_PROMPT 1_
In the listing, copy out the lines from the line with "about-link-become-customer[interactable]: Become a" to the line with "207, 625, 233]", both included, with nothing changed.

_DOCUMENT SEGMENT_
§ §

You've seen this in magazines, Best Buy advertisements, and even in the windows of some businesses.
It's a QR Code. If you scan it with your smart phone camera via a QR Scanner app, it opens a video or URL.
It sounds complicated, but it's not.
For example, I downloaded a QR scanner from the iPhone app store. There are a ton of free ones out there. I use the AT&T Scanner and QR Scanner.
A few weeks ago there was a code to scan in the Sunday Best Buy ad. When I scanned it, the code launched a 5 minute YouTube video of the highlighted band recording their song - very cool behind the scenes video.
I'm writing a blog post at work about us doing this on business cards to either our corporate home page or to our personal LinkedIn page. The QR Code pictured here goes to my LinkedIn public profile.
When will sports cards have QR codes on the back?

§ §

_INPUT_
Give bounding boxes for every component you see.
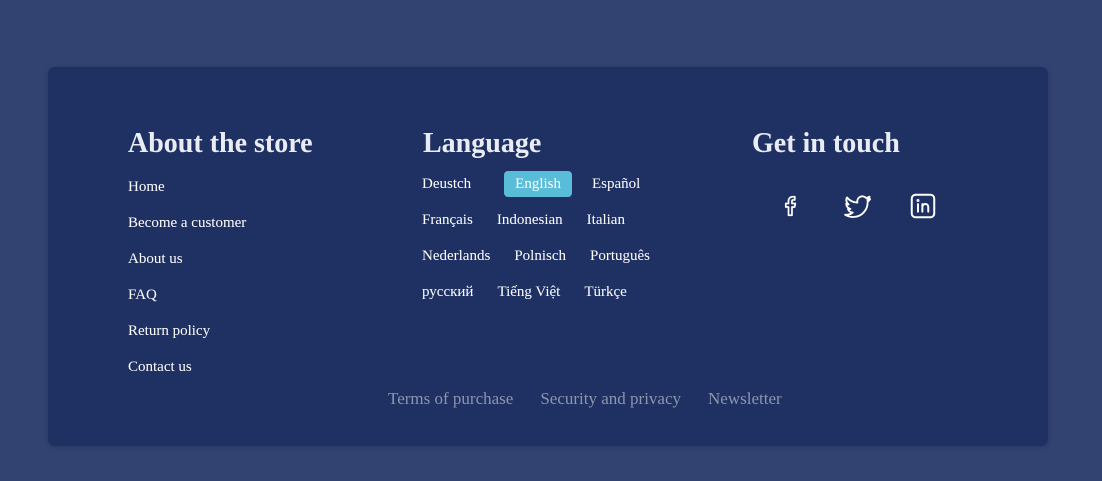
about-link-become-customer[interactable]: Become a customer	[128, 211, 246, 247]
language-option-polnisch[interactable]: Polnisch	[514, 243, 566, 269]
newsletter-link[interactable]: Newsletter	[708, 389, 782, 409]
facebook-icon[interactable]	[772, 187, 810, 225]
about-link-faq[interactable]: FAQ	[128, 283, 246, 319]
social-links	[772, 187, 970, 225]
contact-title: Get in touch	[752, 128, 900, 159]
twitter-icon[interactable]	[838, 187, 876, 225]
about-link-return-policy[interactable]: Return policy	[128, 319, 246, 355]
linkedin-icon[interactable]	[904, 187, 942, 225]
footer-bottom-links: Terms of purchase Security and privacy N…	[388, 389, 809, 409]
about-title: About the store	[128, 128, 313, 159]
language-option-nederlands[interactable]: Nederlands	[422, 243, 490, 269]
language-row: Deustch English Español	[422, 171, 722, 207]
language-option-deustch[interactable]: Deustch	[422, 171, 471, 197]
footer-card: About the store Home Become a customer A…	[48, 67, 1048, 446]
language-option-english-selected[interactable]: English	[504, 171, 572, 197]
security-privacy-link[interactable]: Security and privacy	[540, 389, 681, 409]
about-link-home[interactable]: Home	[128, 175, 246, 211]
language-title: Language	[423, 128, 542, 159]
about-link-about-us[interactable]: About us	[128, 247, 246, 283]
language-option-portugues[interactable]: Português	[590, 243, 650, 269]
language-option-italian[interactable]: Italian	[587, 207, 625, 233]
language-row: Français Indonesian Italian	[422, 207, 722, 243]
language-option-francais[interactable]: Français	[422, 207, 473, 233]
language-row: Nederlands Polnisch Português	[422, 243, 722, 279]
language-row: русский Tiếng Việt Türkçe	[422, 279, 722, 315]
language-option-turkish[interactable]: Türkçe	[584, 279, 626, 305]
language-option-russian[interactable]: русский	[422, 279, 473, 305]
about-links: Home Become a customer About us FAQ Retu…	[128, 175, 246, 391]
language-option-espanol[interactable]: Español	[592, 171, 640, 197]
terms-of-purchase-link[interactable]: Terms of purchase	[388, 389, 513, 409]
language-option-indonesian[interactable]: Indonesian	[497, 207, 563, 233]
about-link-contact-us[interactable]: Contact us	[128, 355, 246, 391]
language-grid: Deustch English Español Français Indones…	[422, 171, 722, 315]
language-option-vietnamese[interactable]: Tiếng Việt	[497, 279, 560, 305]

§ §

_PROMPT 2_
Answer these questions about the QR code post:
(a) Which two scanner apps does the writer use?
(b) How long was the YouTube video launched by the code in the Sunday Best Buy ad?
(c) Where does the QR Code pictured in the post lead?

_RIGHT ANSWER 1_
about-link-become-customer[interactable]: Become a customer	[128, 211, 246, 247]
language-option-polnisch[interactable]: Polnisch	[514, 243, 566, 269]
newsletter-link[interactable]: Newsletter	[708, 389, 782, 409]
facebook-icon[interactable]	[772, 187, 810, 225]
about-link-faq[interactable]: FAQ	[128, 283, 246, 319]
social-links	[772, 187, 970, 225]
contact-title: Get in touch	[752, 128, 900, 159]
twitter-icon[interactable]	[838, 187, 876, 225]
about-link-return-policy[interactable]: Return policy	[128, 319, 246, 355]
linkedin-icon[interactable]	[904, 187, 942, 225]
footer-bottom-links: Terms of purchase Security and privacy N…	[388, 389, 809, 409]
about-title: About the store	[128, 128, 313, 159]
language-option-nederlands[interactable]: Nederlands	[422, 243, 490, 269]
language-row: Deustch English Español	[422, 171, 722, 207]
language-option-deustch[interactable]: Deustch	[422, 171, 471, 197]
footer-card: About the store Home Become a customer A…	[48, 67, 1048, 446]
language-option-english-selected[interactable]: English	[504, 171, 572, 197]
security-privacy-link[interactable]: Security and privacy	[540, 389, 681, 409]
about-link-home[interactable]: Home	[128, 175, 246, 211]
language-title: Language	[423, 128, 542, 159]
about-link-about-us[interactable]: About us	[128, 247, 246, 283]
language-option-portugues[interactable]: Português	[590, 243, 650, 269]
language-option-italian[interactable]: Italian	[587, 207, 625, 233]

_RIGHT ANSWER 2_
(a) The AT&T Scanner and QR Scanner.
(b) 5 minutes.
(c) To the writer's LinkedIn public profile.